++++ Given entries ++++

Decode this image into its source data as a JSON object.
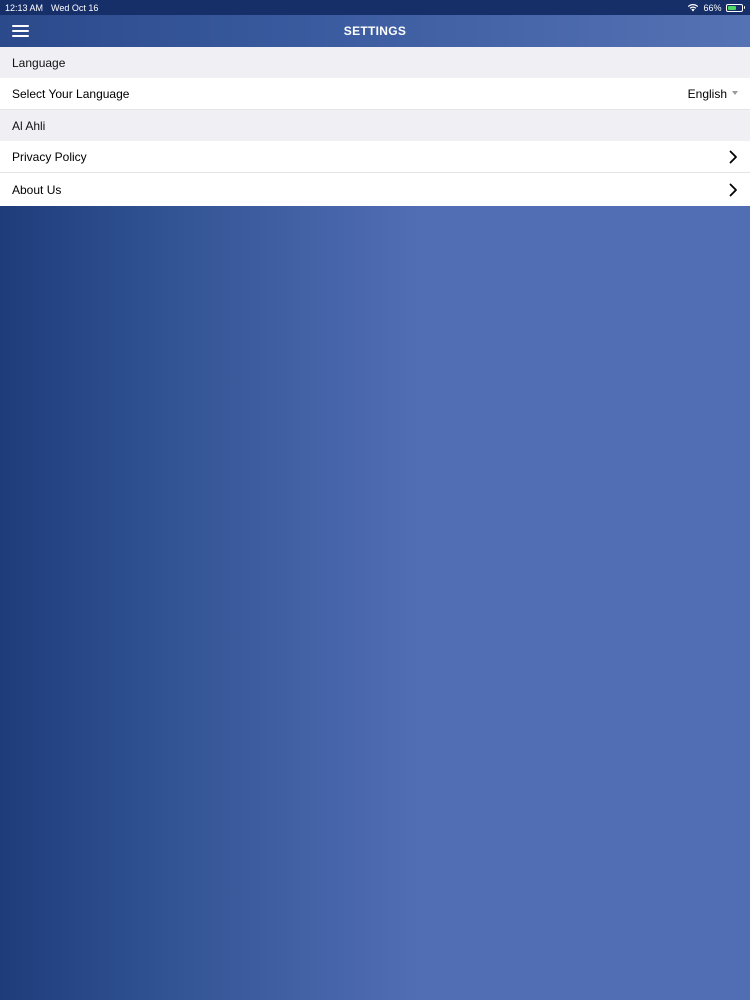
{
  "status_bar": {
    "time": "12:13 AM",
    "date": "Wed Oct 16",
    "battery": "66%",
    "battery_level": 0.66,
    "icons": [
      "wifi-icon",
      "battery-charging-icon"
    ]
  },
  "nav": {
    "title": "SETTINGS",
    "menu_icon": "hamburger-menu-icon"
  },
  "sections": {
    "language": {
      "header": "Language",
      "select_label": "Select Your Language",
      "selected_value": "English"
    },
    "al_ahli": {
      "header": "Al Ahli",
      "privacy_label": "Privacy Policy",
      "about_label": "About Us"
    }
  },
  "colors": {
    "status_bar": "#162f69",
    "accent_gradient_start": "#1f3c7a",
    "accent_gradient_end": "#516db4",
    "section_header_bg": "#efeff4",
    "battery_fill": "#4cd964"
  }
}
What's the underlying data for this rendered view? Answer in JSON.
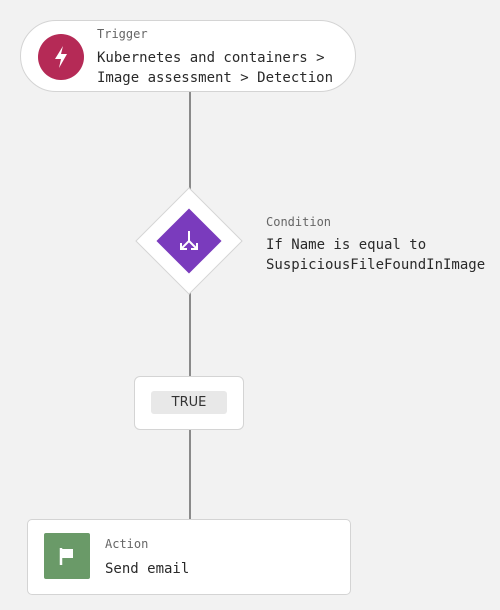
{
  "trigger": {
    "label": "Trigger",
    "line1": "Kubernetes and containers >",
    "line2": "Image assessment > Detection",
    "icon": "lightning-bolt-icon",
    "color": "#b52a56"
  },
  "condition": {
    "label": "Condition",
    "line1": "If Name is equal to",
    "line2": "SuspiciousFileFoundInImage",
    "icon": "branch-split-icon",
    "color": "#7a3bbd"
  },
  "branch": {
    "label": "TRUE"
  },
  "action": {
    "label": "Action",
    "text": "Send email",
    "icon": "flag-icon",
    "color": "#6a9a68"
  }
}
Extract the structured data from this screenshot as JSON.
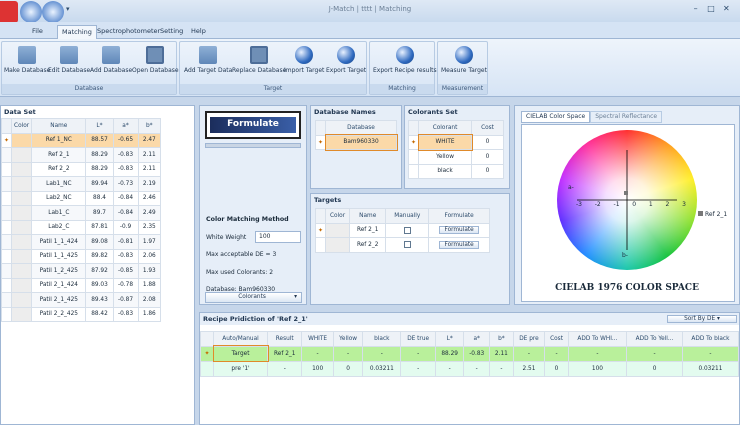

++++

• Problem statement
From the records given above, reproduce all text exactly and exclude each picture.

• Written reply
Decode this image into its source data as a JSON object.
{
  "status_bar": {
    "time": "12:13 AM",
    "date": "Wed Oct 16",
    "battery": "66%",
    "battery_level": 0.66,
    "icons": [
      "wifi-icon",
      "battery-charging-icon"
    ]
  },
  "nav": {
    "title": "SETTINGS",
    "menu_icon": "hamburger-menu-icon"
  },
  "sections": {
    "language": {
      "header": "Language",
      "select_label": "Select Your Language",
      "selected_value": "English"
    },
    "al_ahli": {
      "header": "Al Ahli",
      "privacy_label": "Privacy Policy",
      "about_label": "About Us"
    }
  },
  "colors": {
    "status_bar": "#162f69",
    "accent_gradient_start": "#1f3c7a",
    "accent_gradient_end": "#516db4",
    "section_header_bg": "#efeff4",
    "battery_fill": "#4cd964"
  }
}
What's the underlying data for this rendered view? Answer in JSON.
{
  "trigger": {
    "label": "Trigger",
    "line1": "Kubernetes and containers >",
    "line2": "Image assessment > Detection",
    "icon": "lightning-bolt-icon",
    "color": "#b52a56"
  },
  "condition": {
    "label": "Condition",
    "line1": "If Name is equal to",
    "line2": "SuspiciousFileFoundInImage",
    "icon": "branch-split-icon",
    "color": "#7a3bbd"
  },
  "branch": {
    "label": "TRUE"
  },
  "action": {
    "label": "Action",
    "text": "Send email",
    "icon": "flag-icon",
    "color": "#6a9a68"
  }
}
Extract the structured data from this screenshot as JSON.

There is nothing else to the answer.